[Page records with their text]
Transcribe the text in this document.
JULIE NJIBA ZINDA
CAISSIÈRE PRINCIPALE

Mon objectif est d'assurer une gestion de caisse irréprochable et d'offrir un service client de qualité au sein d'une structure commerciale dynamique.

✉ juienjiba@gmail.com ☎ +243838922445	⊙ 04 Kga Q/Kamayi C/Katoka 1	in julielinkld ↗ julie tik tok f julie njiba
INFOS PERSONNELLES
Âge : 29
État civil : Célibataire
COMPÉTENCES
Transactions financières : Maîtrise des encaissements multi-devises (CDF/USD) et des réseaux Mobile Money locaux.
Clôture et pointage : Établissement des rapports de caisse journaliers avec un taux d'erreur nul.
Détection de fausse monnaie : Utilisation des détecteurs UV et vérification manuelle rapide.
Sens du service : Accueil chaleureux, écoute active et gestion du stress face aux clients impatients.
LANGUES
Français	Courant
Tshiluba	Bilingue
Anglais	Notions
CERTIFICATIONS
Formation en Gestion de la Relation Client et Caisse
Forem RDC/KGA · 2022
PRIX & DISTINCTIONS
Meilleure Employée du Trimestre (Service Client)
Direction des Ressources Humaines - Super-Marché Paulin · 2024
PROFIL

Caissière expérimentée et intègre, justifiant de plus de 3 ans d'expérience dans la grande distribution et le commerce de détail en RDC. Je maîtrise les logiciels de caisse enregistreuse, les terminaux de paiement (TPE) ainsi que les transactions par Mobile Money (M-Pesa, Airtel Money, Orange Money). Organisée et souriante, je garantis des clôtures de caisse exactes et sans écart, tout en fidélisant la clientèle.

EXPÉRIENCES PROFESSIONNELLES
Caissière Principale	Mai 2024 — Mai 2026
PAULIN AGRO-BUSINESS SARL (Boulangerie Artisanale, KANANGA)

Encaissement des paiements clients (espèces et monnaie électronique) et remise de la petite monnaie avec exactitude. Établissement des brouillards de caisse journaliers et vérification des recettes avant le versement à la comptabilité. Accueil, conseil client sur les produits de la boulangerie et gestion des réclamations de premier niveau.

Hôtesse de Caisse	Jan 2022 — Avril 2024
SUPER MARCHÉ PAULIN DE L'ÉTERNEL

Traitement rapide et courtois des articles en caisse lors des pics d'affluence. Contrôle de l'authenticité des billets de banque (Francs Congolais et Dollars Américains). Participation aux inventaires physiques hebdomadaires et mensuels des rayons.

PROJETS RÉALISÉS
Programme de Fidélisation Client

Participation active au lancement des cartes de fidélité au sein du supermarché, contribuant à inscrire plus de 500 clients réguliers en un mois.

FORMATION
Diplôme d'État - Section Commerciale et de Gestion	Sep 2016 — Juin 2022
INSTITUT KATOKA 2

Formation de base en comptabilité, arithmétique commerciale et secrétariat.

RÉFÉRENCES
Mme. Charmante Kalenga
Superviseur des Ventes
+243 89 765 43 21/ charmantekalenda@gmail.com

- PROBLEM STATEMENT -
Transcribe the data above in its entirety, exactly.

- ANSWER TO THE PROBLEM -
Transcribe the text in this document.
JULIE NJIBA ZINDA
CAISSIÈRE PRINCIPALE

Mon objectif est d'assurer une gestion de caisse irréprochable et d'offrir un service client de qualité au sein d'une structure commerciale dynamique.

✉ juienjiba@gmail.com ☎ +243838922445	⊙ 04 Kga Q/Kamayi C/Katoka 1	in julielinkld ↗ julie tik tok f julie njiba
INFOS PERSONNELLES
Âge : 29
État civil : Célibataire
COMPÉTENCES
Transactions financières : Maîtrise des encaissements multi-devises (CDF/USD) et des réseaux Mobile Money locaux.
Clôture et pointage : Établissement des rapports de caisse journaliers avec un taux d'erreur nul.
Détection de fausse monnaie : Utilisation des détecteurs UV et vérification manuelle rapide.
Sens du service : Accueil chaleureux, écoute active et gestion du stress face aux clients impatients.
LANGUES
Français	Courant
Tshiluba	Bilingue
Anglais	Notions
CERTIFICATIONS
Formation en Gestion de la Relation Client et Caisse
Forem RDC/KGA · 2022
PRIX & DISTINCTIONS
Meilleure Employée du Trimestre (Service Client)
Direction des Ressources Humaines - Super-Marché Paulin · 2024
PROFIL

Caissière expérimentée et intègre, justifiant de plus de 3 ans d'expérience dans la grande distribution et le commerce de détail en RDC. Je maîtrise les logiciels de caisse enregistreuse, les terminaux de paiement (TPE) ainsi que les transactions par Mobile Money (M-Pesa, Airtel Money, Orange Money). Organisée et souriante, je garantis des clôtures de caisse exactes et sans écart, tout en fidélisant la clientèle.

EXPÉRIENCES PROFESSIONNELLES
Caissière Principale	Mai 2024 — Mai 2026
PAULIN AGRO-BUSINESS SARL (Boulangerie Artisanale, KANANGA)

Encaissement des paiements clients (espèces et monnaie électronique) et remise de la petite monnaie avec exactitude. Établissement des brouillards de caisse journaliers et vérification des recettes avant le versement à la comptabilité. Accueil, conseil client sur les produits de la boulangerie et gestion des réclamations de premier niveau.

Hôtesse de Caisse	Jan 2022 — Avril 2024
SUPER MARCHÉ PAULIN DE L'ÉTERNEL

Traitement rapide et courtois des articles en caisse lors des pics d'affluence. Contrôle de l'authenticité des billets de banque (Francs Congolais et Dollars Américains). Participation aux inventaires physiques hebdomadaires et mensuels des rayons.

PROJETS RÉALISÉS
Programme de Fidélisation Client

Participation active au lancement des cartes de fidélité au sein du supermarché, contribuant à inscrire plus de 500 clients réguliers en un mois.

FORMATION
Diplôme d'État - Section Commerciale et de Gestion	Sep 2016 — Juin 2022
INSTITUT KATOKA 2

Formation de base en comptabilité, arithmétique commerciale et secrétariat.

RÉFÉRENCES
Mme. Charmante Kalenga
Superviseur des Ventes
+243 89 765 43 21/ charmantekalenda@gmail.com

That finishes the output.